* BEGIN *

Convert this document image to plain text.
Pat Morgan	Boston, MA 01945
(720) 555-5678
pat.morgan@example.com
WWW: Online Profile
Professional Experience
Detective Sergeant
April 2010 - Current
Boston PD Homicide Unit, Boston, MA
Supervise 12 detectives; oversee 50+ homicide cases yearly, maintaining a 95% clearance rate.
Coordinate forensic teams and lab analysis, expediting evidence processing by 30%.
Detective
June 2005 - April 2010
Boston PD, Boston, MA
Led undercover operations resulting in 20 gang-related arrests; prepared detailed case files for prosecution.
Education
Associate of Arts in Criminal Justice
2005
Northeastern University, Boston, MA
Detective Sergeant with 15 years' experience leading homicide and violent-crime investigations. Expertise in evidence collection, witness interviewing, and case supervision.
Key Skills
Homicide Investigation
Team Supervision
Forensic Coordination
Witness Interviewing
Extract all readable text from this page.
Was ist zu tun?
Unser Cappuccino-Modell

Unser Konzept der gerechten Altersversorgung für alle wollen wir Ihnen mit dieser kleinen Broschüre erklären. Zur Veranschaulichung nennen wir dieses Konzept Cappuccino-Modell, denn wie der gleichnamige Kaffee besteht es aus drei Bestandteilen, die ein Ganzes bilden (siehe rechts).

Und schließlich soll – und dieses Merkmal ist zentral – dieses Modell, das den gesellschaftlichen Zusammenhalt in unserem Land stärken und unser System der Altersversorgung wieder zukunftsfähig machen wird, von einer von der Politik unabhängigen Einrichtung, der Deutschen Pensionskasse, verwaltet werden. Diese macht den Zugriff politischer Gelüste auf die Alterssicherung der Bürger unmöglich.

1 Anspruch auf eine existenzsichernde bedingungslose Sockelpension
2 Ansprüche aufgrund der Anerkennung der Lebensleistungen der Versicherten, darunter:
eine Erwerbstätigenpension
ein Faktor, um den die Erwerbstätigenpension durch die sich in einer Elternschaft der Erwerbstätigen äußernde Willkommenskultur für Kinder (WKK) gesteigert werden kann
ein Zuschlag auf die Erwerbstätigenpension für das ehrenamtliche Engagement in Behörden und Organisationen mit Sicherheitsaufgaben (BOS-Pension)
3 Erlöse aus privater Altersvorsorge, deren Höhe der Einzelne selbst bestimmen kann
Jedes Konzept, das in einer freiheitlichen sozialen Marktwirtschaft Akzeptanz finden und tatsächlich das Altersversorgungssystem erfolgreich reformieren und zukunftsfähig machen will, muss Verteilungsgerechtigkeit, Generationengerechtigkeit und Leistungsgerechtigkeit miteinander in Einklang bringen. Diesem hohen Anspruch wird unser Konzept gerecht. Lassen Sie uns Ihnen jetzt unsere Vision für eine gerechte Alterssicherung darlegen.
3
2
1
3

* END *

Short task: Using the listing above, pull out all lines that hold the word "Boston".

Response to this task:
Pat Morgan	Boston, MA 01945
Boston PD Homicide Unit, Boston, MA
Boston PD, Boston, MA
Northeastern University, Boston, MA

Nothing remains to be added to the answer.